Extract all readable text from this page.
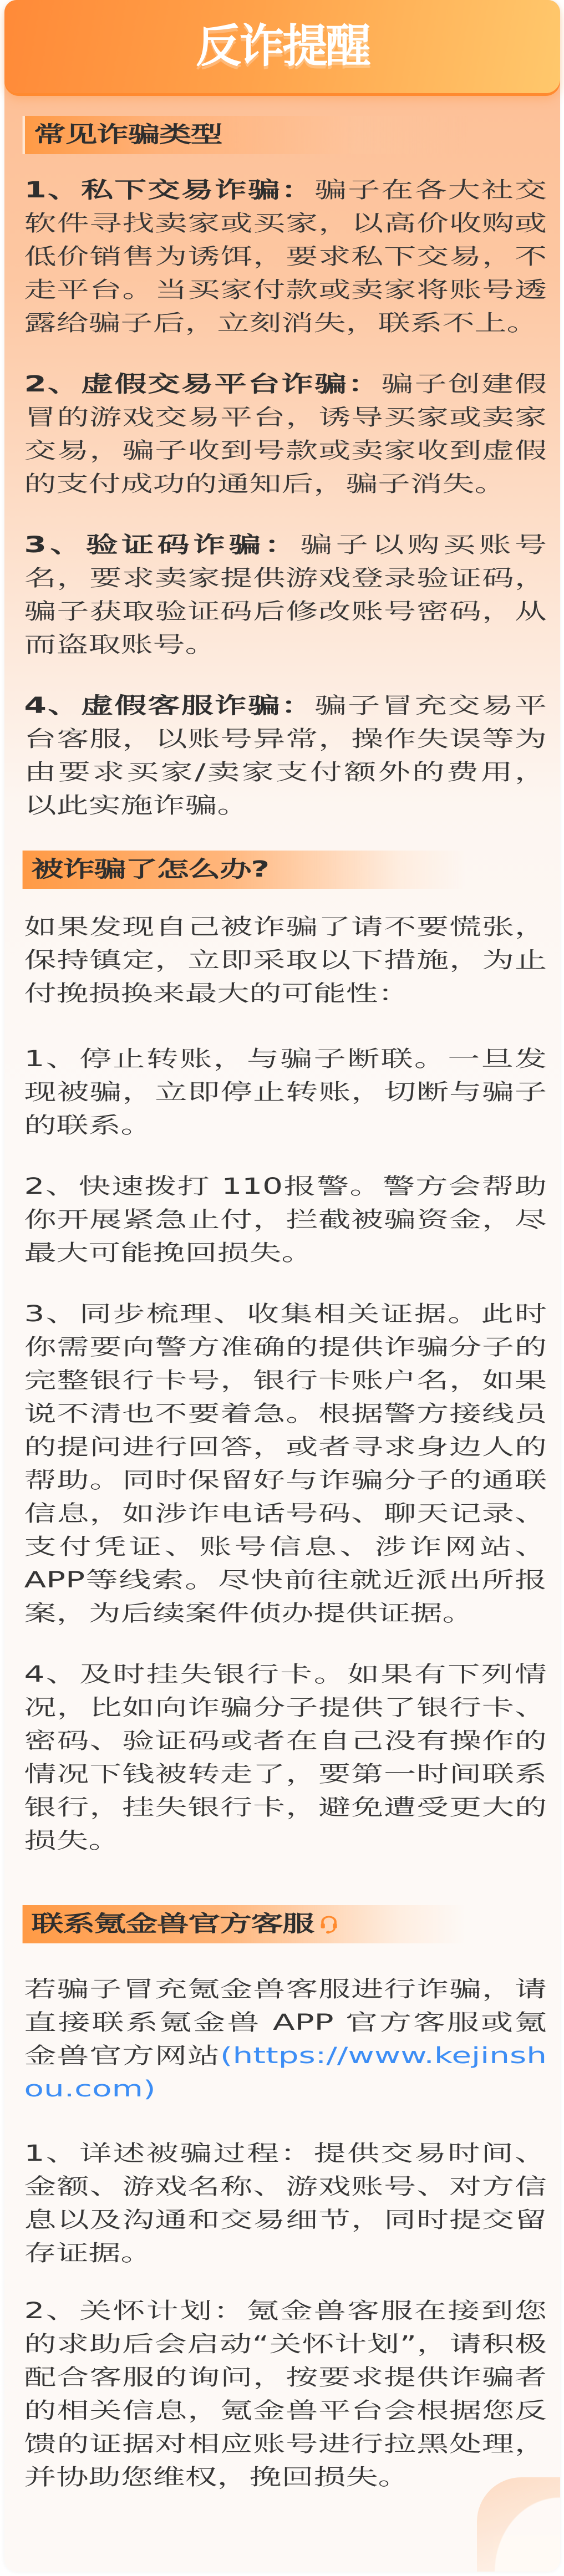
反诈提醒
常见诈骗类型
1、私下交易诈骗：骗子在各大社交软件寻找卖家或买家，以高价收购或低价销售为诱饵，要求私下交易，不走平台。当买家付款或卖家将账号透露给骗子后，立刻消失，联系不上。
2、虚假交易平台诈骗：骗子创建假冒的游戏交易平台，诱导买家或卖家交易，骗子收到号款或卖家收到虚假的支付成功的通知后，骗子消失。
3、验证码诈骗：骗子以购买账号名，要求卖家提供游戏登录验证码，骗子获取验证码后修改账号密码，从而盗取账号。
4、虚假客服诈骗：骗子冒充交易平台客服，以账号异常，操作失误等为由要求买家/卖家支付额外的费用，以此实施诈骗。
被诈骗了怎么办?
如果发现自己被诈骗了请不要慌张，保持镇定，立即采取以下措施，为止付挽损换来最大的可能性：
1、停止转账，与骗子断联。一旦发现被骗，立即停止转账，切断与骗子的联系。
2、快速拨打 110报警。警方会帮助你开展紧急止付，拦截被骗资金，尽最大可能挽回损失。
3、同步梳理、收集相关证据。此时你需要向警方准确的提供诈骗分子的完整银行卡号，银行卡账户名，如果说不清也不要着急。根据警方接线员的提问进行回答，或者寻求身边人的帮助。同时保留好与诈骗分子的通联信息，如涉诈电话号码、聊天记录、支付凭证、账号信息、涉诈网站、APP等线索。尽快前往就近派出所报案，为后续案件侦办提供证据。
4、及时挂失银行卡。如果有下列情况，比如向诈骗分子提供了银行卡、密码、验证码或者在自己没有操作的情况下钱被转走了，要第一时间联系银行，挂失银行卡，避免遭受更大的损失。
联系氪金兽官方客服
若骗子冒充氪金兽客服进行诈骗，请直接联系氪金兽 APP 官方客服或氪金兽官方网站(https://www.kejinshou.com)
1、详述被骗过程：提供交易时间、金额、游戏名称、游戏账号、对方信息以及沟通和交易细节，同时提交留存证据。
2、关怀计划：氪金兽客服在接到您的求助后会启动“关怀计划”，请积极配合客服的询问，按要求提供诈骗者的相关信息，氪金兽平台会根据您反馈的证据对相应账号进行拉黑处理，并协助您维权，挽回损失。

--

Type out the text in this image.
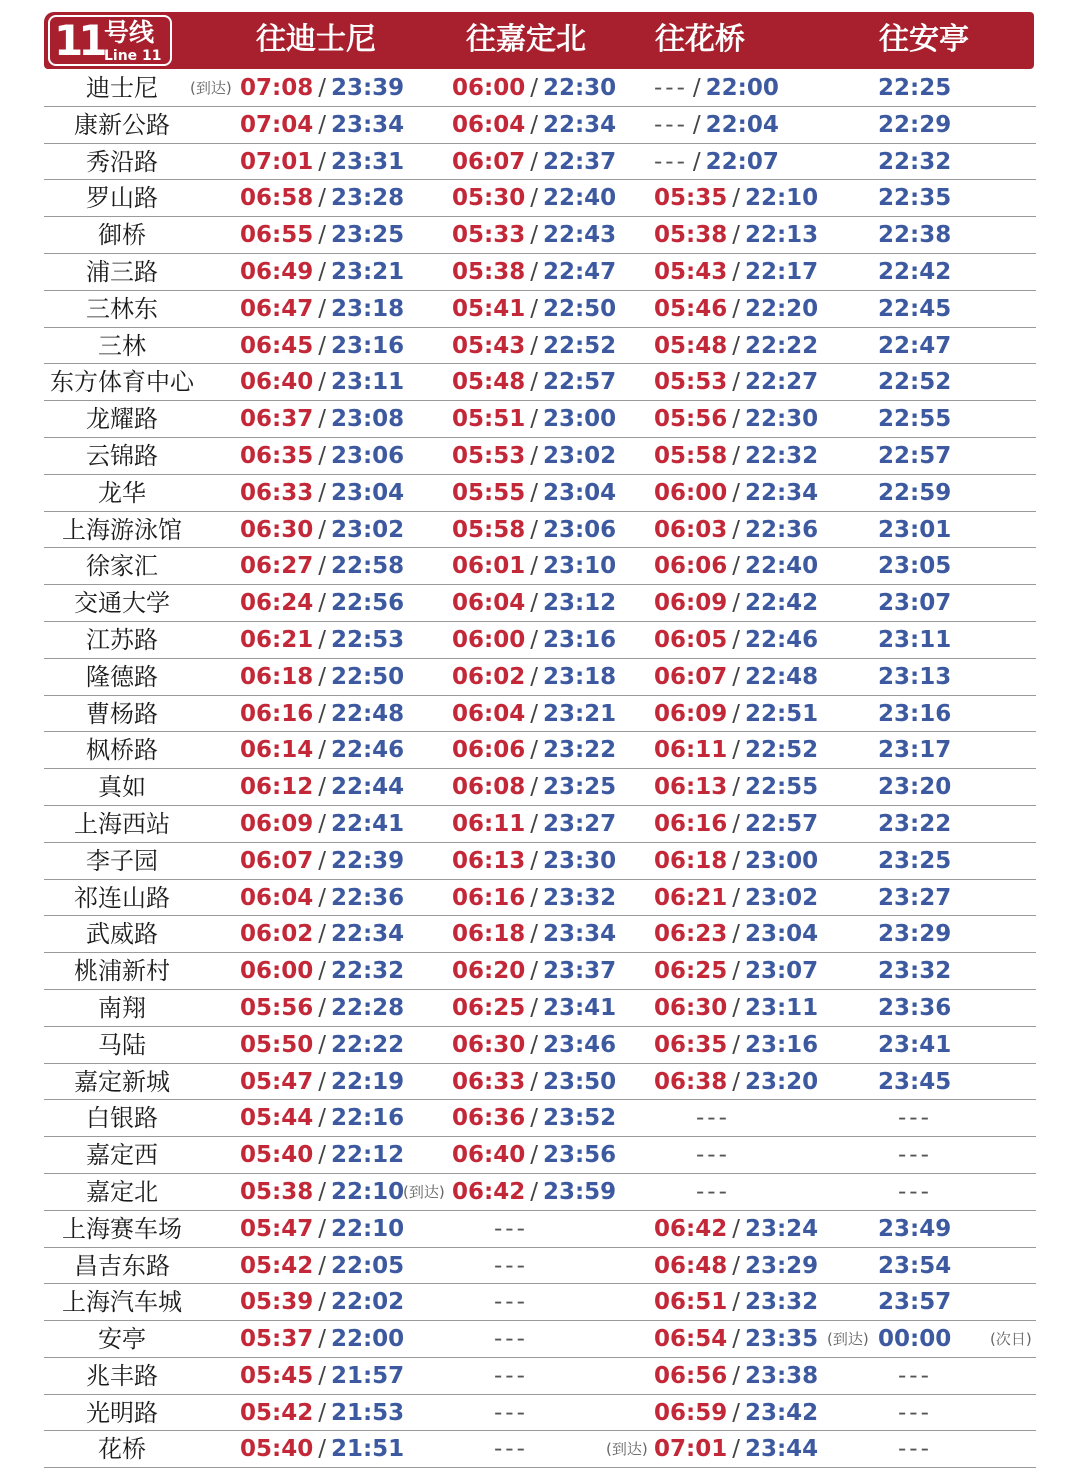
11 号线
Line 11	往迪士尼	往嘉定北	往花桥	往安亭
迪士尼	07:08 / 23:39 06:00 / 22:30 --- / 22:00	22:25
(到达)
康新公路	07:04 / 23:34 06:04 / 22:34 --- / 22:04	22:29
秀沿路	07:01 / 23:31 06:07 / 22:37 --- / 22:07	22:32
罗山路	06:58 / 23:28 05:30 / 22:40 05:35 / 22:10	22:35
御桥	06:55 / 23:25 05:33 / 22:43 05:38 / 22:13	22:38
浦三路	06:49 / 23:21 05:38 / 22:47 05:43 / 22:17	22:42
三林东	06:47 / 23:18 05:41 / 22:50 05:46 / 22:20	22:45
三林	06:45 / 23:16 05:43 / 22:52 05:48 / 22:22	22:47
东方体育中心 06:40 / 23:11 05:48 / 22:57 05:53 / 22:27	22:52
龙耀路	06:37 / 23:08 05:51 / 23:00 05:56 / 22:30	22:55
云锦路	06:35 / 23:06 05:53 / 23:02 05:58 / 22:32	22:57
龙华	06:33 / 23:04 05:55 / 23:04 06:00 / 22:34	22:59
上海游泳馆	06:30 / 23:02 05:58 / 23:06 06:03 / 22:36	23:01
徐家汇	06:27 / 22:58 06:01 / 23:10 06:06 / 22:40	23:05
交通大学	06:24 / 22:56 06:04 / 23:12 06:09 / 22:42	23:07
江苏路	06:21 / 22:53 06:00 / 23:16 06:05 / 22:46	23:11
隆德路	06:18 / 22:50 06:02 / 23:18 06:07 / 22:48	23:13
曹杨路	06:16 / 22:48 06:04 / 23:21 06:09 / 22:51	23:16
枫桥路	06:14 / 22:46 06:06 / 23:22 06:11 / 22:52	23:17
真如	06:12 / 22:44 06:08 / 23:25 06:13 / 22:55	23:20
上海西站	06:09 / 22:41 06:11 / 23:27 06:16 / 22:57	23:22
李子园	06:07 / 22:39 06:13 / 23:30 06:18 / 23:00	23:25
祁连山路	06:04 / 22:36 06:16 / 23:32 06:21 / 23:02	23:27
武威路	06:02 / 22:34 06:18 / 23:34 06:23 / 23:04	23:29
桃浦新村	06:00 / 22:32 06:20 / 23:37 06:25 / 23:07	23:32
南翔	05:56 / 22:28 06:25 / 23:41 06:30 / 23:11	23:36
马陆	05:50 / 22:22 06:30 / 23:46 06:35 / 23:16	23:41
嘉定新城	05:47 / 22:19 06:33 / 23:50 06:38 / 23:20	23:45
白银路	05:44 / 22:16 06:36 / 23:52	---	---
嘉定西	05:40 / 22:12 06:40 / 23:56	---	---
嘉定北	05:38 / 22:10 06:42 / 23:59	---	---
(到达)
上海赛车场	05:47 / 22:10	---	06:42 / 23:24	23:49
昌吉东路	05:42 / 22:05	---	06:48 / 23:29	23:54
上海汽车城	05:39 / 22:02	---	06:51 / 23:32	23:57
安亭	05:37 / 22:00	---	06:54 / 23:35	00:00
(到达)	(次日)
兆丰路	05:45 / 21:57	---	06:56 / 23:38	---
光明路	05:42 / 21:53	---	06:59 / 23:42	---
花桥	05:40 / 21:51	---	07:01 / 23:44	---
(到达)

...

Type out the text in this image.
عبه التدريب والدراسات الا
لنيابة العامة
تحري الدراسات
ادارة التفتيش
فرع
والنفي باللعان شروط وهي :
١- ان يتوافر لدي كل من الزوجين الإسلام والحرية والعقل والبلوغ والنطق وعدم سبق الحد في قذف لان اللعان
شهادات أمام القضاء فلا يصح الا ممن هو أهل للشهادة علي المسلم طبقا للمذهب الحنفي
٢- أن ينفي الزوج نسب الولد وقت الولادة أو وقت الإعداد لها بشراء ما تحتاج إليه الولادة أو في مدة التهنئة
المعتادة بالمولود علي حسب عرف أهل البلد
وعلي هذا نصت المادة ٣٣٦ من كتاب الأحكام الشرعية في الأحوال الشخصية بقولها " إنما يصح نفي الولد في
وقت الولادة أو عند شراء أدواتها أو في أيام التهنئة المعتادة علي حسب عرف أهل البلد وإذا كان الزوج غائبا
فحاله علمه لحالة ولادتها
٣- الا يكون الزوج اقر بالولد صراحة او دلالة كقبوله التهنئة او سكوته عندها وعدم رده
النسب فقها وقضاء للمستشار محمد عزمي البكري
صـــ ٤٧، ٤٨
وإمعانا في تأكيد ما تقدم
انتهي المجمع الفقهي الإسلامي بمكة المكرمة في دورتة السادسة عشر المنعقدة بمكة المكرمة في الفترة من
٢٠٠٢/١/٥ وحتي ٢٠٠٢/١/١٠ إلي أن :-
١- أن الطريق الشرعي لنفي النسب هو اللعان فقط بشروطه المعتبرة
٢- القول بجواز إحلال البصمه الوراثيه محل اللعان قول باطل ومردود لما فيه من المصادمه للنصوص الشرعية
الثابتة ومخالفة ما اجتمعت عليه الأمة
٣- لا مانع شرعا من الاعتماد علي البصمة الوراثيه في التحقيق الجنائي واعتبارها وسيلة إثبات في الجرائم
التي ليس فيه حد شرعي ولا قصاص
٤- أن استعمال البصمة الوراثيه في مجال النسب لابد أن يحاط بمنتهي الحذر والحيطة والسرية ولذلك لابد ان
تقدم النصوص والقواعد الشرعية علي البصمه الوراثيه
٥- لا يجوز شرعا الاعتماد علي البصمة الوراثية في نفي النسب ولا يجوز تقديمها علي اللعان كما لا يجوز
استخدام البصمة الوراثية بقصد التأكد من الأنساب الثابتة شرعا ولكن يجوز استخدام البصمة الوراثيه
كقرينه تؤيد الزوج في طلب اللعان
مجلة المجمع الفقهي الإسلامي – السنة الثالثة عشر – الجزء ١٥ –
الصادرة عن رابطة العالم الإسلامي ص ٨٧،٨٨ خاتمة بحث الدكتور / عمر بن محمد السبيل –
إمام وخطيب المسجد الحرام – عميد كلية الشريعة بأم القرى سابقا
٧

- _Stated problem_:
Give only the number of lines in the entries above that contain the string "شرعا".

- _Exercise response_:
3